--- Data in this exercise ---

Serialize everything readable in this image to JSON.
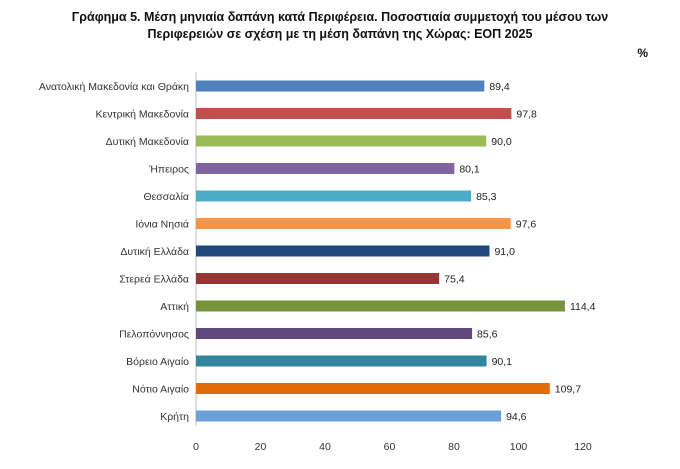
{
  "chart_data": {
    "type": "bar",
    "orientation": "horizontal",
    "title_line1": "Γράφημα 5. Μέση μηνιαία δαπάνη κατά Περιφέρεια. Ποσοστιαία συμμετοχή του μέσου των",
    "title_line2": "Περιφερειών σε σχέση με τη μέση δαπάνη της Χώρας: ΕΟΠ 2025",
    "unit": "%",
    "categories": [
      "Ανατολική Μακεδονία και Θράκη",
      "Κεντρική Μακεδονία",
      "Δυτική Μακεδονία",
      "Ήπειρος",
      "Θεσσαλία",
      "Ιόνια Νησιά",
      "Δυτική Ελλάδα",
      "Στερεά Ελλάδα",
      "Αττική",
      "Πελοπόννησος",
      "Βόρειο Αιγαίο",
      "Νότιο Αιγαίο",
      "Κρήτη"
    ],
    "values": [
      89.4,
      97.8,
      90.0,
      80.1,
      85.3,
      97.6,
      91.0,
      75.4,
      114.4,
      85.6,
      90.1,
      109.7,
      94.6
    ],
    "value_labels": [
      "89,4",
      "97,8",
      "90,0",
      "80,1",
      "85,3",
      "97,6",
      "91,0",
      "75,4",
      "114,4",
      "85,6",
      "90,1",
      "109,7",
      "94,6"
    ],
    "colors": [
      "#4f81bd",
      "#c0504d",
      "#9bbb59",
      "#8064a2",
      "#4bacc6",
      "#f79646",
      "#1f497d",
      "#943634",
      "#77933c",
      "#5f497a",
      "#31859c",
      "#e36c09",
      "#6a9fd8"
    ],
    "xlim": [
      0,
      120
    ],
    "xticks": [
      "0",
      "20",
      "40",
      "60",
      "80",
      "100",
      "120"
    ],
    "grid": false,
    "legend": "none"
  }
}
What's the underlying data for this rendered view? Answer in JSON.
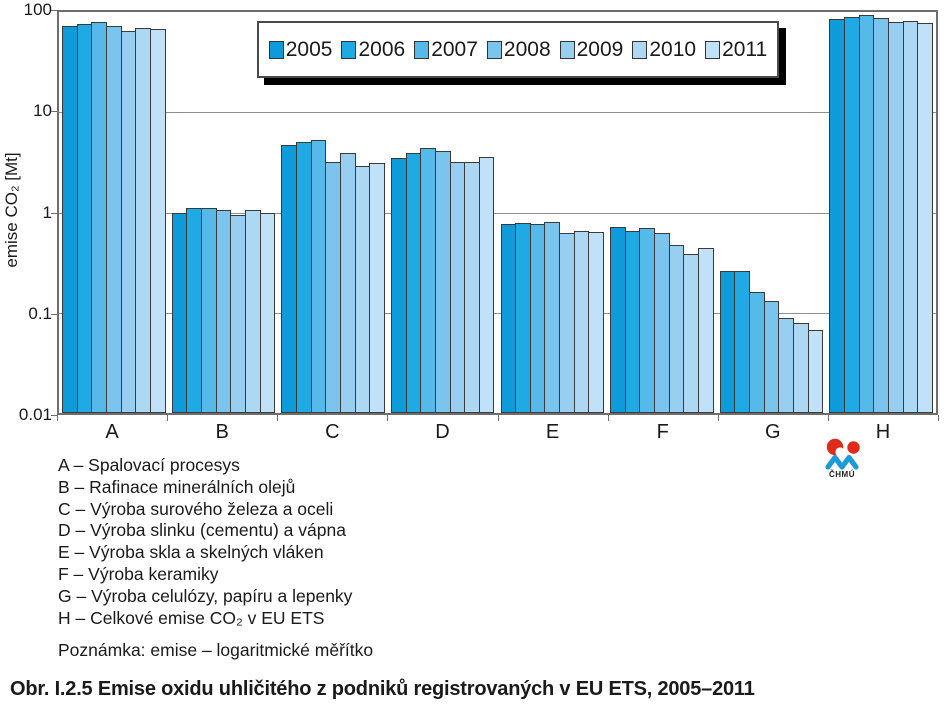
{
  "chart_data": {
    "type": "bar",
    "scale_y": "log10",
    "ylabel": "emise CO₂ [Mt]",
    "ylim": [
      0.01,
      100
    ],
    "y_tick_labels": [
      "100",
      "10",
      "1",
      "0.1",
      "0.01"
    ],
    "grid": "horizontal",
    "legend_position": "top-center",
    "categories": [
      "A",
      "B",
      "C",
      "D",
      "E",
      "F",
      "G",
      "H"
    ],
    "series": [
      {
        "name": "2005",
        "color": "#0E9BDA",
        "values": [
          72,
          1.0,
          4.7,
          3.5,
          0.77,
          0.72,
          0.26,
          85
        ]
      },
      {
        "name": "2006",
        "color": "#1FAAE3",
        "values": [
          76,
          1.1,
          5.0,
          3.9,
          0.79,
          0.66,
          0.26,
          90
        ]
      },
      {
        "name": "2007",
        "color": "#55B9E9",
        "values": [
          79,
          1.1,
          5.3,
          4.4,
          0.77,
          0.7,
          0.16,
          93
        ]
      },
      {
        "name": "2008",
        "color": "#7BC4ED",
        "values": [
          72,
          1.05,
          3.2,
          4.1,
          0.81,
          0.62,
          0.13,
          87
        ]
      },
      {
        "name": "2009",
        "color": "#98CFF0",
        "values": [
          65,
          0.95,
          3.9,
          3.2,
          0.62,
          0.47,
          0.088,
          79
        ]
      },
      {
        "name": "2010",
        "color": "#ACD8F4",
        "values": [
          70,
          1.07,
          2.9,
          3.2,
          0.66,
          0.39,
          0.079,
          82
        ]
      },
      {
        "name": "2011",
        "color": "#C0E1F7",
        "values": [
          67,
          1.0,
          3.1,
          3.6,
          0.64,
          0.44,
          0.068,
          78
        ]
      }
    ]
  },
  "y_axis": {
    "title": "emise CO₂ [Mt]"
  },
  "category_legend": {
    "lines": [
      "A – Spalovací procesys",
      "B – Rafinace minerálních olejů",
      "C – Výroba surového železa a oceli",
      "D – Výroba slinku (cementu) a vápna",
      "E – Výroba skla a skelných vláken",
      "F – Výroba keramiky",
      "G – Výroba celulózy, papíru a lepenky",
      "H – Celkové emise CO₂ v EU ETS"
    ],
    "note": "Poznámka: emise – logaritmické měřítko"
  },
  "logo": {
    "name": "ČHMÚ",
    "red": "#e02a1a",
    "blue": "#1b9cd8"
  },
  "caption": "Obr. I.2.5  Emise oxidu uhličitého z podniků registrovaných v EU ETS, 2005–2011"
}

---

Exclude the pictures and repeat every other part of the records word for word.

Serialize everything readable in this image to JSON.
{
  "chart_data": {
    "type": "bar",
    "orientation": "horizontal",
    "title_line1": "Γράφημα 5. Μέση μηνιαία δαπάνη κατά Περιφέρεια. Ποσοστιαία συμμετοχή του μέσου των",
    "title_line2": "Περιφερειών σε σχέση με τη μέση δαπάνη της Χώρας: ΕΟΠ 2025",
    "unit": "%",
    "categories": [
      "Ανατολική Μακεδονία και Θράκη",
      "Κεντρική Μακεδονία",
      "Δυτική Μακεδονία",
      "Ήπειρος",
      "Θεσσαλία",
      "Ιόνια Νησιά",
      "Δυτική Ελλάδα",
      "Στερεά Ελλάδα",
      "Αττική",
      "Πελοπόννησος",
      "Βόρειο Αιγαίο",
      "Νότιο Αιγαίο",
      "Κρήτη"
    ],
    "values": [
      89.4,
      97.8,
      90.0,
      80.1,
      85.3,
      97.6,
      91.0,
      75.4,
      114.4,
      85.6,
      90.1,
      109.7,
      94.6
    ],
    "value_labels": [
      "89,4",
      "97,8",
      "90,0",
      "80,1",
      "85,3",
      "97,6",
      "91,0",
      "75,4",
      "114,4",
      "85,6",
      "90,1",
      "109,7",
      "94,6"
    ],
    "colors": [
      "#4f81bd",
      "#c0504d",
      "#9bbb59",
      "#8064a2",
      "#4bacc6",
      "#f79646",
      "#1f497d",
      "#943634",
      "#77933c",
      "#5f497a",
      "#31859c",
      "#e36c09",
      "#6a9fd8"
    ],
    "xlim": [
      0,
      120
    ],
    "xticks": [
      "0",
      "20",
      "40",
      "60",
      "80",
      "100",
      "120"
    ],
    "grid": false,
    "legend": "none"
  }
}
What's the underlying data for this rendered view? Answer in JSON.
{
  "chart_data": {
    "type": "bar",
    "scale_y": "log10",
    "ylabel": "emise CO₂ [Mt]",
    "ylim": [
      0.01,
      100
    ],
    "y_tick_labels": [
      "100",
      "10",
      "1",
      "0.1",
      "0.01"
    ],
    "grid": "horizontal",
    "legend_position": "top-center",
    "categories": [
      "A",
      "B",
      "C",
      "D",
      "E",
      "F",
      "G",
      "H"
    ],
    "series": [
      {
        "name": "2005",
        "color": "#0E9BDA",
        "values": [
          72,
          1.0,
          4.7,
          3.5,
          0.77,
          0.72,
          0.26,
          85
        ]
      },
      {
        "name": "2006",
        "color": "#1FAAE3",
        "values": [
          76,
          1.1,
          5.0,
          3.9,
          0.79,
          0.66,
          0.26,
          90
        ]
      },
      {
        "name": "2007",
        "color": "#55B9E9",
        "values": [
          79,
          1.1,
          5.3,
          4.4,
          0.77,
          0.7,
          0.16,
          93
        ]
      },
      {
        "name": "2008",
        "color": "#7BC4ED",
        "values": [
          72,
          1.05,
          3.2,
          4.1,
          0.81,
          0.62,
          0.13,
          87
        ]
      },
      {
        "name": "2009",
        "color": "#98CFF0",
        "values": [
          65,
          0.95,
          3.9,
          3.2,
          0.62,
          0.47,
          0.088,
          79
        ]
      },
      {
        "name": "2010",
        "color": "#ACD8F4",
        "values": [
          70,
          1.07,
          2.9,
          3.2,
          0.66,
          0.39,
          0.079,
          82
        ]
      },
      {
        "name": "2011",
        "color": "#C0E1F7",
        "values": [
          67,
          1.0,
          3.1,
          3.6,
          0.64,
          0.44,
          0.068,
          78
        ]
      }
    ]
  },
  "y_axis": {
    "title": "emise CO₂ [Mt]"
  },
  "category_legend": {
    "lines": [
      "A – Spalovací procesys",
      "B – Rafinace minerálních olejů",
      "C – Výroba surového železa a oceli",
      "D – Výroba slinku (cementu) a vápna",
      "E – Výroba skla a skelných vláken",
      "F – Výroba keramiky",
      "G – Výroba celulózy, papíru a lepenky",
      "H – Celkové emise CO₂ v EU ETS"
    ],
    "note": "Poznámka: emise – logaritmické měřítko"
  },
  "logo": {
    "name": "ČHMÚ",
    "red": "#e02a1a",
    "blue": "#1b9cd8"
  },
  "caption": "Obr. I.2.5  Emise oxidu uhličitého z podniků registrovaných v EU ETS, 2005–2011"
}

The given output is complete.